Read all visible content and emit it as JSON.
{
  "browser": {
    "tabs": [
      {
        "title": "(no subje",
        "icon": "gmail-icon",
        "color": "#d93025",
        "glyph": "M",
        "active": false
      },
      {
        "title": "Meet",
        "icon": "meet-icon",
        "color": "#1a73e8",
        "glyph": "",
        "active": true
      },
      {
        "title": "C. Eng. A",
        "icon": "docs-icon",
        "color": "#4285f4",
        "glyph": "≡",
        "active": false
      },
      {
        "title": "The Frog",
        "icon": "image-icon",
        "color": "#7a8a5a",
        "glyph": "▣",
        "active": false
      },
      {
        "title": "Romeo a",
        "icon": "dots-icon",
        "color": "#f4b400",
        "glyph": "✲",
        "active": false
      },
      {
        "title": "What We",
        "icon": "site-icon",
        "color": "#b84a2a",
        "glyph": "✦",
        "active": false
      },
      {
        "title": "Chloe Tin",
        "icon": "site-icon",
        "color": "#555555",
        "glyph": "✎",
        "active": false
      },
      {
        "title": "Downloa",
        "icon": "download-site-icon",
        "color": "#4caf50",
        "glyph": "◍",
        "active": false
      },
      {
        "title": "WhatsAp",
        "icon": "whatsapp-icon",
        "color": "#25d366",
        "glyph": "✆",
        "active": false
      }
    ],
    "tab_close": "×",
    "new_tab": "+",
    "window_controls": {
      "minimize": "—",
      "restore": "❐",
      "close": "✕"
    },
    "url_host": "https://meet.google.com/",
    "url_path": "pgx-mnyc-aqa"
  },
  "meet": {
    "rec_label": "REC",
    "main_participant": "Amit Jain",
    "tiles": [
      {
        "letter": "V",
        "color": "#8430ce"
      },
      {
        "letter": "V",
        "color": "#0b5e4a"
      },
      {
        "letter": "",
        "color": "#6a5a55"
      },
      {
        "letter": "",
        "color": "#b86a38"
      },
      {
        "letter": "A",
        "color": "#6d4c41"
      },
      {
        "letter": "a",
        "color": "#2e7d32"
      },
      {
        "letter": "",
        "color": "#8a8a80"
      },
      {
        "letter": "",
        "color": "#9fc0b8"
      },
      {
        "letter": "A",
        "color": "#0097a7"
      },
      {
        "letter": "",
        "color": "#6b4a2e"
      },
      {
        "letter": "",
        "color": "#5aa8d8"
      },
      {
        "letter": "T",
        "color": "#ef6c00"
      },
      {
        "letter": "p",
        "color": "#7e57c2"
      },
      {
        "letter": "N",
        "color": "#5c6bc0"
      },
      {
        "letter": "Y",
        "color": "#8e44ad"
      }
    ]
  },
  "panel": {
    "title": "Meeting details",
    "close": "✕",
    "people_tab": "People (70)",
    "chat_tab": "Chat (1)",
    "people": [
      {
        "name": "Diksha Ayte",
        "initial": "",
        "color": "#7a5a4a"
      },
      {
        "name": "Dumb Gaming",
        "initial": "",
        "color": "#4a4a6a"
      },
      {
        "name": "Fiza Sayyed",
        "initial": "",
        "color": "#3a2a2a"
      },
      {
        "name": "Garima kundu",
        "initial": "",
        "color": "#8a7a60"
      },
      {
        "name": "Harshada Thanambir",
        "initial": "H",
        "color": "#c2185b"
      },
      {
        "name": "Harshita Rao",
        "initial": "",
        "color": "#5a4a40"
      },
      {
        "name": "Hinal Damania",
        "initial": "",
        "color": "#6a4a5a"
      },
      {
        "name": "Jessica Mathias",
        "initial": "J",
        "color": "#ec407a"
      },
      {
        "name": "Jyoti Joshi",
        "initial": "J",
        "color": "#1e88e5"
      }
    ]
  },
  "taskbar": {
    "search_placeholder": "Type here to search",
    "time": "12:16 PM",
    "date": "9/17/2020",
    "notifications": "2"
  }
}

TASK STATEMENT. Pull every line containing the word "icon" out of the material and copy it.

TASK SOLUTION.
        "icon": "gmail-icon",
        "icon": "meet-icon",
        "icon": "docs-icon",
        "icon": "image-icon",
        "icon": "dots-icon",
        "icon": "site-icon",
        "icon": "site-icon",
        "icon": "download-site-icon",
        "icon": "whatsapp-icon",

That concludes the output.